| Stated goal |
Reproduce the entries exactly.

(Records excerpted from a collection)
%%
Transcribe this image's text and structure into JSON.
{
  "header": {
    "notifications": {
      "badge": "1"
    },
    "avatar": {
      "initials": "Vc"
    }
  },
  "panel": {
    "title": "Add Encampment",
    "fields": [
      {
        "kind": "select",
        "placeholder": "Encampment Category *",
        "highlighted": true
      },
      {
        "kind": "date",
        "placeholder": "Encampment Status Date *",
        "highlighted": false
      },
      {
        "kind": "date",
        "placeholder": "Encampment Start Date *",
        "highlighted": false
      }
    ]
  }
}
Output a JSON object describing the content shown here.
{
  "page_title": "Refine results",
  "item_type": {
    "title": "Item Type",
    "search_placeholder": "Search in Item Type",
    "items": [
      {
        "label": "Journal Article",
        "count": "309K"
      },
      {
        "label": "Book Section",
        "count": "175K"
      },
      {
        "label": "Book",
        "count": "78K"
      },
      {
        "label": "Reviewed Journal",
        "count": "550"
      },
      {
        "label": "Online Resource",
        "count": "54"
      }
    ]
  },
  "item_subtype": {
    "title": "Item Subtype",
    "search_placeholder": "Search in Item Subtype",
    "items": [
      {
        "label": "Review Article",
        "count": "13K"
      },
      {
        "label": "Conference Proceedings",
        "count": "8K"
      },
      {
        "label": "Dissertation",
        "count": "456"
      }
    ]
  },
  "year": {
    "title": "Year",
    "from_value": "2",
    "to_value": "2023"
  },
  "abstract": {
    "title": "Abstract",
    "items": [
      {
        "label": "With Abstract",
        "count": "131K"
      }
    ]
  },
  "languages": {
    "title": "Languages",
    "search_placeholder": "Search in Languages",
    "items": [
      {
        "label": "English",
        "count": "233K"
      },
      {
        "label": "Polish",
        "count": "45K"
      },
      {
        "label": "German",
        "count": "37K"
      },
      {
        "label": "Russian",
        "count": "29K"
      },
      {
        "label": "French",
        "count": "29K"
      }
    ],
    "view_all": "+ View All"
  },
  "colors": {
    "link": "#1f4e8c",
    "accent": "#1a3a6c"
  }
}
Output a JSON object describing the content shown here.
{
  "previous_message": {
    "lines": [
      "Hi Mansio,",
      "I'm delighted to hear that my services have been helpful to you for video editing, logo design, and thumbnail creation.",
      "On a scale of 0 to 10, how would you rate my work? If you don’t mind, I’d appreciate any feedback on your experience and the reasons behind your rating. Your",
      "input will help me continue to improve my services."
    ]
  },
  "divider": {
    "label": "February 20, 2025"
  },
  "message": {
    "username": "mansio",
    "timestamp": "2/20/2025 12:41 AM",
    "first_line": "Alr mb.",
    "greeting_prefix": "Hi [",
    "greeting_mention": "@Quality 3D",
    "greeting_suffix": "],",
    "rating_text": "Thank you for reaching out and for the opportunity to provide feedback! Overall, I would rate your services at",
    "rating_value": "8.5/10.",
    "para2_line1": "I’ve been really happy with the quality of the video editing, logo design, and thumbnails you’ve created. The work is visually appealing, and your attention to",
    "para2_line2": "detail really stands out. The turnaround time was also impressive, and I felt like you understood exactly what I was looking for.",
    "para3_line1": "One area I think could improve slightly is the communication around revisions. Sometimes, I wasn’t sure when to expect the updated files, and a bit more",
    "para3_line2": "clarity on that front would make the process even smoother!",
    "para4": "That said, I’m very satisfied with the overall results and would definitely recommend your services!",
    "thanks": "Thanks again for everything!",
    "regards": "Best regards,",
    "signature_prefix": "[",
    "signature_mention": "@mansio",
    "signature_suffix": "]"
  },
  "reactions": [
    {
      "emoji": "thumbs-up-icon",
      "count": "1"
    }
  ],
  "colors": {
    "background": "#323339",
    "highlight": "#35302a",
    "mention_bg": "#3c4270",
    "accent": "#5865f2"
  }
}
%%
| Finished task |
Transcribe this image's text and structure into JSON.
{
  "header": {
    "notifications": {
      "badge": "1"
    },
    "avatar": {
      "initials": "Vc"
    }
  },
  "panel": {
    "title": "Add Encampment",
    "fields": [
      {
        "kind": "select",
        "placeholder": "Encampment Category *",
        "highlighted": true
      },
      {
        "kind": "date",
        "placeholder": "Encampment Status Date *",
        "highlighted": false
      },
      {
        "kind": "date",
        "placeholder": "Encampment Start Date *",
        "highlighted": false
      }
    ]
  }
}
Output a JSON object describing the content shown here.
{
  "page_title": "Refine results",
  "item_type": {
    "title": "Item Type",
    "search_placeholder": "Search in Item Type",
    "items": [
      {
        "label": "Journal Article",
        "count": "309K"
      },
      {
        "label": "Book Section",
        "count": "175K"
      },
      {
        "label": "Book",
        "count": "78K"
      },
      {
        "label": "Reviewed Journal",
        "count": "550"
      },
      {
        "label": "Online Resource",
        "count": "54"
      }
    ]
  },
  "item_subtype": {
    "title": "Item Subtype",
    "search_placeholder": "Search in Item Subtype",
    "items": [
      {
        "label": "Review Article",
        "count": "13K"
      },
      {
        "label": "Conference Proceedings",
        "count": "8K"
      },
      {
        "label": "Dissertation",
        "count": "456"
      }
    ]
  },
  "year": {
    "title": "Year",
    "from_value": "2",
    "to_value": "2023"
  },
  "abstract": {
    "title": "Abstract",
    "items": [
      {
        "label": "With Abstract",
        "count": "131K"
      }
    ]
  },
  "languages": {
    "title": "Languages",
    "search_placeholder": "Search in Languages",
    "items": [
      {
        "label": "English",
        "count": "233K"
      },
      {
        "label": "Polish",
        "count": "45K"
      },
      {
        "label": "German",
        "count": "37K"
      },
      {
        "label": "Russian",
        "count": "29K"
      },
      {
        "label": "French",
        "count": "29K"
      }
    ],
    "view_all": "+ View All"
  },
  "colors": {
    "link": "#1f4e8c",
    "accent": "#1a3a6c"
  }
}
Output a JSON object describing the content shown here.
{
  "previous_message": {
    "lines": [
      "Hi Mansio,",
      "I'm delighted to hear that my services have been helpful to you for video editing, logo design, and thumbnail creation.",
      "On a scale of 0 to 10, how would you rate my work? If you don’t mind, I’d appreciate any feedback on your experience and the reasons behind your rating. Your",
      "input will help me continue to improve my services."
    ]
  },
  "divider": {
    "label": "February 20, 2025"
  },
  "message": {
    "username": "mansio",
    "timestamp": "2/20/2025 12:41 AM",
    "first_line": "Alr mb.",
    "greeting_prefix": "Hi [",
    "greeting_mention": "@Quality 3D",
    "greeting_suffix": "],",
    "rating_text": "Thank you for reaching out and for the opportunity to provide feedback! Overall, I would rate your services at",
    "rating_value": "8.5/10.",
    "para2_line1": "I’ve been really happy with the quality of the video editing, logo design, and thumbnails you’ve created. The work is visually appealing, and your attention to",
    "para2_line2": "detail really stands out. The turnaround time was also impressive, and I felt like you understood exactly what I was looking for.",
    "para3_line1": "One area I think could improve slightly is the communication around revisions. Sometimes, I wasn’t sure when to expect the updated files, and a bit more",
    "para3_line2": "clarity on that front would make the process even smoother!",
    "para4": "That said, I’m very satisfied with the overall results and would definitely recommend your services!",
    "thanks": "Thanks again for everything!",
    "regards": "Best regards,",
    "signature_prefix": "[",
    "signature_mention": "@mansio",
    "signature_suffix": "]"
  },
  "reactions": [
    {
      "emoji": "thumbs-up-icon",
      "count": "1"
    }
  ],
  "colors": {
    "background": "#323339",
    "highlight": "#35302a",
    "mention_bg": "#3c4270",
    "accent": "#5865f2"
  }
}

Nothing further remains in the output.